* [ACTIVITY]: When a line of the records below contains the string "pulses", copy that whole line.

★ ★ ★ ★

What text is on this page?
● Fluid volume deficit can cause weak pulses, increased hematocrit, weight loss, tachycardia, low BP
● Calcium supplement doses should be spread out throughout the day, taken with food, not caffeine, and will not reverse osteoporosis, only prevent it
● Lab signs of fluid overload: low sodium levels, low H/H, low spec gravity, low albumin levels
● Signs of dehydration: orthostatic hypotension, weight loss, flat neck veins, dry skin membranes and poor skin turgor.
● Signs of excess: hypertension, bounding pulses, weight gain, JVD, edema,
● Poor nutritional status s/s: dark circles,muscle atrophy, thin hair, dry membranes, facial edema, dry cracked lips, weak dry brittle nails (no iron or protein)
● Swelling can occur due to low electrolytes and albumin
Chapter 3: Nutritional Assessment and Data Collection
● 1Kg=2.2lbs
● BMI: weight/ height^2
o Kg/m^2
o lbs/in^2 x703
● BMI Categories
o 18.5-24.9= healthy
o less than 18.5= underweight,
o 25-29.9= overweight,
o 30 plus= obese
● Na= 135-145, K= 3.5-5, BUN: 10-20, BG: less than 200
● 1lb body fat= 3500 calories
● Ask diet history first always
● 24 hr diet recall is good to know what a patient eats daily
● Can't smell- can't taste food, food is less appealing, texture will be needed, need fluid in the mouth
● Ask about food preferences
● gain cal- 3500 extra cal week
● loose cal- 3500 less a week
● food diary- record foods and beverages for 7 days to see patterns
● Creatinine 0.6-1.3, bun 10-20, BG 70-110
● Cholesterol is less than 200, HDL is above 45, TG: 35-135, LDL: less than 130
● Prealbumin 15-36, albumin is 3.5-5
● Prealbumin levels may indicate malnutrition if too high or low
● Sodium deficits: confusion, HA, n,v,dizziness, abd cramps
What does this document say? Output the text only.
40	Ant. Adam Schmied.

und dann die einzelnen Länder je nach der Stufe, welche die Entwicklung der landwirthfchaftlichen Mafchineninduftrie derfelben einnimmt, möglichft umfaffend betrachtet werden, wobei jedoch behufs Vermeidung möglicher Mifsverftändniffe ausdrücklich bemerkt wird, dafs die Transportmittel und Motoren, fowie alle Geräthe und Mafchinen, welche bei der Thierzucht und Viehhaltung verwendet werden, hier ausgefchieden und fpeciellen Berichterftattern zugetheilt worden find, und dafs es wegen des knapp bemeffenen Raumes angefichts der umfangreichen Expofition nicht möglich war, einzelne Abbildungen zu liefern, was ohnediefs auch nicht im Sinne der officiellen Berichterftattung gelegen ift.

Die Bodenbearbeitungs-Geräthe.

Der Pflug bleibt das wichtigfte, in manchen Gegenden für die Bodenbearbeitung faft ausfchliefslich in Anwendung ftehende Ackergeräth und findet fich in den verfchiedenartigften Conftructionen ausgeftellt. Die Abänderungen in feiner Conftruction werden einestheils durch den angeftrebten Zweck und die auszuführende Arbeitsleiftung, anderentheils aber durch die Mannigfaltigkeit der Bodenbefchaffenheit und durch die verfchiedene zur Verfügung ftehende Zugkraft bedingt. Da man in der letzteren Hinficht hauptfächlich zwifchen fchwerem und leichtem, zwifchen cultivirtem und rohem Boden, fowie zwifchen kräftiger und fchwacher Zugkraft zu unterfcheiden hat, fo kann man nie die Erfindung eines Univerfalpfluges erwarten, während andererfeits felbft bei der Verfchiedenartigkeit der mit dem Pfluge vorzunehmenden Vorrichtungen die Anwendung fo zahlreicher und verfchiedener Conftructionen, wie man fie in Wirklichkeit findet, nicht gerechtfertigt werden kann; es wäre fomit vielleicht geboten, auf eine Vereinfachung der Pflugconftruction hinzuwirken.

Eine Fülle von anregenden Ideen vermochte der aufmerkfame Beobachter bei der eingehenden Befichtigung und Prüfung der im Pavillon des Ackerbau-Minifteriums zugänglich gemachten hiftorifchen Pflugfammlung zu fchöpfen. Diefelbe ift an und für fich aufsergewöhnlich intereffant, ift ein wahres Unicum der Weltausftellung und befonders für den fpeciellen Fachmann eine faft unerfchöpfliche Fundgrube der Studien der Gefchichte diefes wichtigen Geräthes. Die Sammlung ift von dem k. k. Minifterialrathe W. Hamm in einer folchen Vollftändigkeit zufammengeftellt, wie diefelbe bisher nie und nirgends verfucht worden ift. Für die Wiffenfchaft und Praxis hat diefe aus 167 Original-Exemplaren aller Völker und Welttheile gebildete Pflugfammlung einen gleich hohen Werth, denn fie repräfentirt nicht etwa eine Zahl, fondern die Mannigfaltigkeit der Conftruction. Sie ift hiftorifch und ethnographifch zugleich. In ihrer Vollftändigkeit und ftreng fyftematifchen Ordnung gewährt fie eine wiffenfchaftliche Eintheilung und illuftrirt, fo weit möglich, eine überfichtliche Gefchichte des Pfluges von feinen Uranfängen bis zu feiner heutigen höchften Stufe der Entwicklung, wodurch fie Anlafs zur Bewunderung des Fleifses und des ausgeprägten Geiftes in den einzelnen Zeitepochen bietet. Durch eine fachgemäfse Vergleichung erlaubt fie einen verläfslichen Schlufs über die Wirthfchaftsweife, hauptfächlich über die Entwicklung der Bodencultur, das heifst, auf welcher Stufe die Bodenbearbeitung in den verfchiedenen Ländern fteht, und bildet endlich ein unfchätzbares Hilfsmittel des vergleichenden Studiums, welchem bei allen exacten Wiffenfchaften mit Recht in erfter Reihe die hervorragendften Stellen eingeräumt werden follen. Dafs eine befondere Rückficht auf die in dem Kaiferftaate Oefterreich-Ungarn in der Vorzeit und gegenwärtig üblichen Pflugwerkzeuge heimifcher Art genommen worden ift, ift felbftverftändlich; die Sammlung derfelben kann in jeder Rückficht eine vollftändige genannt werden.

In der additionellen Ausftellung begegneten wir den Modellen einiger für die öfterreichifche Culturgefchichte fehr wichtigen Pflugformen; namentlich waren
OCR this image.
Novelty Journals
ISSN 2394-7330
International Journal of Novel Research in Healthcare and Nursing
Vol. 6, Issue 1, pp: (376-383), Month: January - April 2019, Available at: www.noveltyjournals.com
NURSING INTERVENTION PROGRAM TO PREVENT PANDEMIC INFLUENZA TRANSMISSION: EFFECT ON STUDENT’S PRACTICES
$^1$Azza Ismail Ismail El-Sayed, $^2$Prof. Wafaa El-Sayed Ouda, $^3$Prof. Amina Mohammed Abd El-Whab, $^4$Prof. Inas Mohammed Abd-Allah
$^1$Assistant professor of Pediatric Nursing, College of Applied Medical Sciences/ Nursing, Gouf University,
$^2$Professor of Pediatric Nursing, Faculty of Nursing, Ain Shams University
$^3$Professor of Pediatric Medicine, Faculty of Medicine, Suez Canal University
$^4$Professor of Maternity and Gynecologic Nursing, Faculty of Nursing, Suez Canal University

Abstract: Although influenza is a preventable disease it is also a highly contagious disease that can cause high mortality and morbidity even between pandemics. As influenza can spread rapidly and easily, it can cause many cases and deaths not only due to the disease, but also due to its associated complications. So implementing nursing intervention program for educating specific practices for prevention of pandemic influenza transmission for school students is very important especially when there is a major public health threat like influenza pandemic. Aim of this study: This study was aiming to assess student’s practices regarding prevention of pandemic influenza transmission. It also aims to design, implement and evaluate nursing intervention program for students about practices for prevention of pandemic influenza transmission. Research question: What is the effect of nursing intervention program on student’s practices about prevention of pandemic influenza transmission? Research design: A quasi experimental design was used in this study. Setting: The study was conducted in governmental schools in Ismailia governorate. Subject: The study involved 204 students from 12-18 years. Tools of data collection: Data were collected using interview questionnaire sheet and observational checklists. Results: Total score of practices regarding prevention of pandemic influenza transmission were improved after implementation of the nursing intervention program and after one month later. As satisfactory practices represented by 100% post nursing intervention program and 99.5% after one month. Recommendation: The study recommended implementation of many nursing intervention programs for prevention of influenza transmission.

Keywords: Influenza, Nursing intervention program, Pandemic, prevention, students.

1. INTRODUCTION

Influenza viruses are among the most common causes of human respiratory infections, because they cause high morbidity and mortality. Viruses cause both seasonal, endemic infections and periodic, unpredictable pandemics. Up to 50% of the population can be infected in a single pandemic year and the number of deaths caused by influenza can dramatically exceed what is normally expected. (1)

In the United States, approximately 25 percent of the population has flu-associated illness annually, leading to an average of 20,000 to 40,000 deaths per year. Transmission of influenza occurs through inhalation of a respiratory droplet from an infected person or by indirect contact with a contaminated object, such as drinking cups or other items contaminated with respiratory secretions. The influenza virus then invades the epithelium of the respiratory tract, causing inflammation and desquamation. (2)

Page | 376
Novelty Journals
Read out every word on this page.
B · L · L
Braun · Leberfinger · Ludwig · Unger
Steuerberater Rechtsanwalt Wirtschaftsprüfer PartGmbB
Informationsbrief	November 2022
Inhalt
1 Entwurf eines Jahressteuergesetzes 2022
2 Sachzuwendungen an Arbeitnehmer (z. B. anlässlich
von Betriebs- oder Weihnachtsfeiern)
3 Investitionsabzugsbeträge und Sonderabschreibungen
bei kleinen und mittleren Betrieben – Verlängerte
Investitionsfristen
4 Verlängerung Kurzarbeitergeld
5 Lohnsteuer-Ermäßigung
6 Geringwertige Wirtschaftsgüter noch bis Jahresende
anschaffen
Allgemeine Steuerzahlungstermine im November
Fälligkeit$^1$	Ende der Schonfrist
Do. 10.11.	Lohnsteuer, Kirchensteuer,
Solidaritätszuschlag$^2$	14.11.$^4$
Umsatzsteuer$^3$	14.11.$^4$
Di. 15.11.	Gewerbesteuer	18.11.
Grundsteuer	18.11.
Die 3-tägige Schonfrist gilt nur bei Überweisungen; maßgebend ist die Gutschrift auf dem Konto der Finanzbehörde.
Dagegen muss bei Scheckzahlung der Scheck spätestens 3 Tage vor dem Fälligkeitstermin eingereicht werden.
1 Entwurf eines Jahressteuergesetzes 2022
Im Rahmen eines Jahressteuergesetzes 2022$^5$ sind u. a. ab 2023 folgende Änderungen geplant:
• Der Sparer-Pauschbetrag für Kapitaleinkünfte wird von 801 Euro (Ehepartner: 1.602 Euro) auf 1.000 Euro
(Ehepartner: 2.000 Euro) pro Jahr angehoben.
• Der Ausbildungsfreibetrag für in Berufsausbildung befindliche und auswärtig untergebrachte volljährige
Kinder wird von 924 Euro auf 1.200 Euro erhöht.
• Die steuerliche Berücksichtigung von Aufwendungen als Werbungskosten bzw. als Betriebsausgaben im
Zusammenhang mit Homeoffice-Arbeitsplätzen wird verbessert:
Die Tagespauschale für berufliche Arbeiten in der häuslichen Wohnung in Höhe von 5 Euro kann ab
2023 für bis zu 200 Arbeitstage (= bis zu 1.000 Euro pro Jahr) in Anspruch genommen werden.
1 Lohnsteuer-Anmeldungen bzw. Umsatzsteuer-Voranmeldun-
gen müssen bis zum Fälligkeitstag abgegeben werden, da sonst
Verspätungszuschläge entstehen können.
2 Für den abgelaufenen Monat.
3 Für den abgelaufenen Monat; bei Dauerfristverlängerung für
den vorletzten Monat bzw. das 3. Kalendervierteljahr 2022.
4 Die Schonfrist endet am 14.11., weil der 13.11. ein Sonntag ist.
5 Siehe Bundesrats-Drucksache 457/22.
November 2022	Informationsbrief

★ ★ ★ ★

* [FINISHED EXERCISE]:
● Fluid volume deficit can cause weak pulses, increased hematocrit, weight loss, tachycardia, low BP
● Signs of excess: hypertension, bounding pulses, weight gain, JVD, edema,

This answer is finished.